---- SELECTION

Question

Fill in the blanks to differentiate each of the given basic functions. You may assume that k, m, and b are appropriate constants:

$\frac{d}{dx}\left(\sin hx\right)=\_\_\_\_$

Short answer

The solution is$\frac{d}{dx}\left(\sin hx\right)=\cos hx.$

Step-by-step solution

Step 1. Given information

The given function is$\frac{d}{dx}\left(\sin hx\right).$

Step 2. Calculation

We have,

$\frac{d}{dx}\left(\sin hx\right)$

$\sin hx=\frac{e^x-e^{-x}}{2}$

Taking derivative on both sides.

$$\begin{gathered} \frac{d}{dx}\left(\sin hx\right)=\frac{d}{dx}\left(\frac{e^x-e^{-x}}{2}\right) \\ =\frac{d}{dx}\left(\frac{e^x}{2}\right)-\frac{d}{dx}\left(\frac{e^{-x}}{2}\right) \\ =\frac{e^x}{2}+\frac{e^{-x}}{2} \\ =\frac{e^x+e^{-x}}{2} \\ =\cos hx \end{gathered}$$

Hence,$\frac{d}{dx}\left(\sin hx\right)=\cos hx$

--------

[OBJECTIVE 1]
Copy the lines of the records from the line with "legend-swatch bbox=[766, 232, 779, 245]" to the line with "slice-label-name: ZSLiZ Olecko", reproducing each one character for character.

---- DATASET EXTRACT

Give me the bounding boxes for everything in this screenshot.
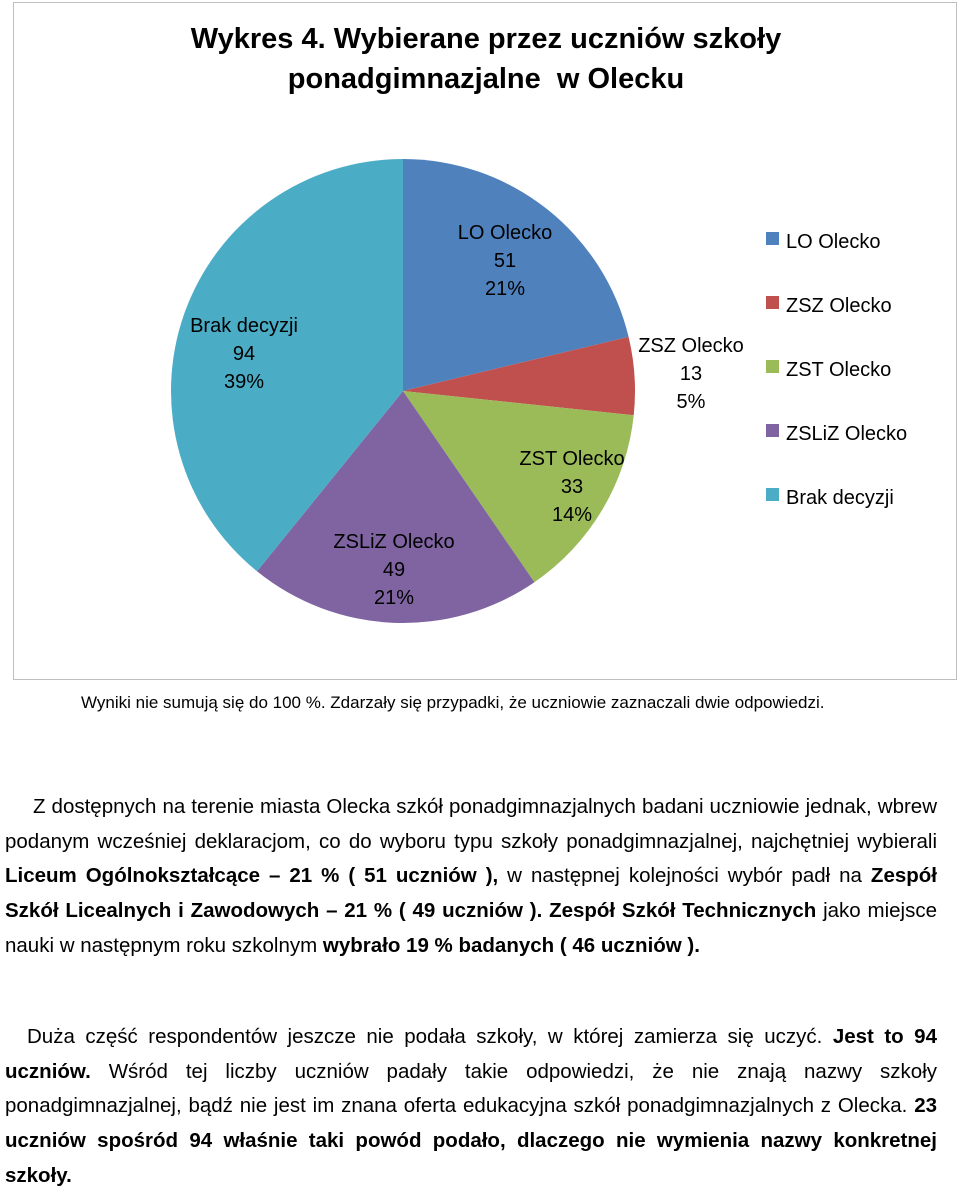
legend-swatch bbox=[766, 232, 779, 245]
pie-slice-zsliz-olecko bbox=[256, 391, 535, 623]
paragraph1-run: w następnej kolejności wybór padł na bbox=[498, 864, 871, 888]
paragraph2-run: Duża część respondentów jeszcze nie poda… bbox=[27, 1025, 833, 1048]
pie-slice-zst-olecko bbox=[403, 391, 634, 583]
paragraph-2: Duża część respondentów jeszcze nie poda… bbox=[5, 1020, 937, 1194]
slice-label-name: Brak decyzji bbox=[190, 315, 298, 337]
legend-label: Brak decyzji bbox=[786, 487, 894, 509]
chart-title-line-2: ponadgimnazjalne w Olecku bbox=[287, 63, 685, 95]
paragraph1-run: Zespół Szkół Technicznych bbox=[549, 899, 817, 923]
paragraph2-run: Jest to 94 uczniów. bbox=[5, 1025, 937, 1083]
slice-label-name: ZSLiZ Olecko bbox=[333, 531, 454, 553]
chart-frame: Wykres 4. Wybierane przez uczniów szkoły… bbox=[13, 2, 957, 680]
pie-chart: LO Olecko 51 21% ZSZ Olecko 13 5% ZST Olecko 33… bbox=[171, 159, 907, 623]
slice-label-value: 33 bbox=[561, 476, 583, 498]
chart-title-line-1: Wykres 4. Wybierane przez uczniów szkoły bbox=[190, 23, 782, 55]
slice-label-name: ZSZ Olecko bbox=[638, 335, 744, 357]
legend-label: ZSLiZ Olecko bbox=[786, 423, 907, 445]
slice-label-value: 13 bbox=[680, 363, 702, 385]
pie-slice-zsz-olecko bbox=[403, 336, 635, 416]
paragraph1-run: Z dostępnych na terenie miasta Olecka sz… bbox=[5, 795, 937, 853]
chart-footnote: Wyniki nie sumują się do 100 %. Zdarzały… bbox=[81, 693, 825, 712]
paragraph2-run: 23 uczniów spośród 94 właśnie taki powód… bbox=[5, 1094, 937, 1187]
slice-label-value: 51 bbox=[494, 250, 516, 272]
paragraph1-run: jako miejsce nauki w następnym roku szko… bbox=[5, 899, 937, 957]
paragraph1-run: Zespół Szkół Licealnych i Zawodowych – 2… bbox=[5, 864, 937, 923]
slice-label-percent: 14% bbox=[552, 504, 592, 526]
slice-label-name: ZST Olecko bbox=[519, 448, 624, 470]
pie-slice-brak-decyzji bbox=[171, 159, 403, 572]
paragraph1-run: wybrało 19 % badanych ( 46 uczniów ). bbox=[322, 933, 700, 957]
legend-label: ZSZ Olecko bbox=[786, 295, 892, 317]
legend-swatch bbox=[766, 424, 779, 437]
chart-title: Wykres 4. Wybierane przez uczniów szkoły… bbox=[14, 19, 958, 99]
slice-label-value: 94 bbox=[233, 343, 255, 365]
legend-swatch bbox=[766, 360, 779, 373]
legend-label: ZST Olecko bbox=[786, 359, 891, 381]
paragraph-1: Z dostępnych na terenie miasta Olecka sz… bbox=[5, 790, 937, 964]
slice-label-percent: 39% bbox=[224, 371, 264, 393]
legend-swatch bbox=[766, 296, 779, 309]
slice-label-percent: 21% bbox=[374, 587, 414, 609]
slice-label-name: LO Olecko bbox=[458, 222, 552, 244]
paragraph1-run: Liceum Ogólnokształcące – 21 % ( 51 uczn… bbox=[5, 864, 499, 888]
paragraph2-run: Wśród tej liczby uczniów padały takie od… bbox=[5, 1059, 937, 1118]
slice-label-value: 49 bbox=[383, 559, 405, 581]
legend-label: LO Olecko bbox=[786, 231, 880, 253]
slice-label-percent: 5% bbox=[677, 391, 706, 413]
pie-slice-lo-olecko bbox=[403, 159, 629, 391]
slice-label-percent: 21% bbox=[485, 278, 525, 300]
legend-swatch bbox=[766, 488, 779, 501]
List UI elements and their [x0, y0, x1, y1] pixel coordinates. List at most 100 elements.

--------

[OBJECTIVE 2]
Repeat the derivative solution in full, word for word.

[EXERCISE RESPONSE 1]
legend-swatch bbox=[766, 232, 779, 245]
pie-slice-zsliz-olecko bbox=[256, 391, 535, 623]
paragraph1-run: w następnej kolejności wybór padł na bbox=[498, 864, 871, 888]
paragraph2-run: Duża część respondentów jeszcze nie poda… bbox=[27, 1025, 833, 1048]
pie-slice-zst-olecko bbox=[403, 391, 634, 583]
paragraph-2: Duża część respondentów jeszcze nie poda… bbox=[5, 1020, 937, 1194]
slice-label-name: Brak decyzji bbox=[190, 315, 298, 337]
legend-label: Brak decyzji bbox=[786, 487, 894, 509]
chart-title-line-2: ponadgimnazjalne w Olecku bbox=[287, 63, 685, 95]
paragraph1-run: Zespół Szkół Technicznych bbox=[549, 899, 817, 923]
paragraph2-run: Jest to 94 uczniów. bbox=[5, 1025, 937, 1083]
slice-label-name: ZSLiZ Olecko bbox=[333, 531, 454, 553]

[EXERCISE RESPONSE 2]
Question

Fill in the blanks to differentiate each of the given basic functions. You may assume that k, m, and b are appropriate constants:

$\frac{d}{dx}\left(\sin hx\right)=\_\_\_\_$

Short answer

The solution is$\frac{d}{dx}\left(\sin hx\right)=\cos hx.$

Step-by-step solution

Step 1. Given information

The given function is$\frac{d}{dx}\left(\sin hx\right).$

Step 2. Calculation

We have,

$\frac{d}{dx}\left(\sin hx\right)$

$\sin hx=\frac{e^x-e^{-x}}{2}$

Taking derivative on both sides.

$$\begin{gathered} \frac{d}{dx}\left(\sin hx\right)=\frac{d}{dx}\left(\frac{e^x-e^{-x}}{2}\right) \\ =\frac{d}{dx}\left(\frac{e^x}{2}\right)-\frac{d}{dx}\left(\frac{e^{-x}}{2}\right) \\ =\frac{e^x}{2}+\frac{e^{-x}}{2} \\ =\frac{e^x+e^{-x}}{2} \\ =\cos hx \end{gathered}$$

Hence,$\frac{d}{dx}\left(\sin hx\right)=\cos hx$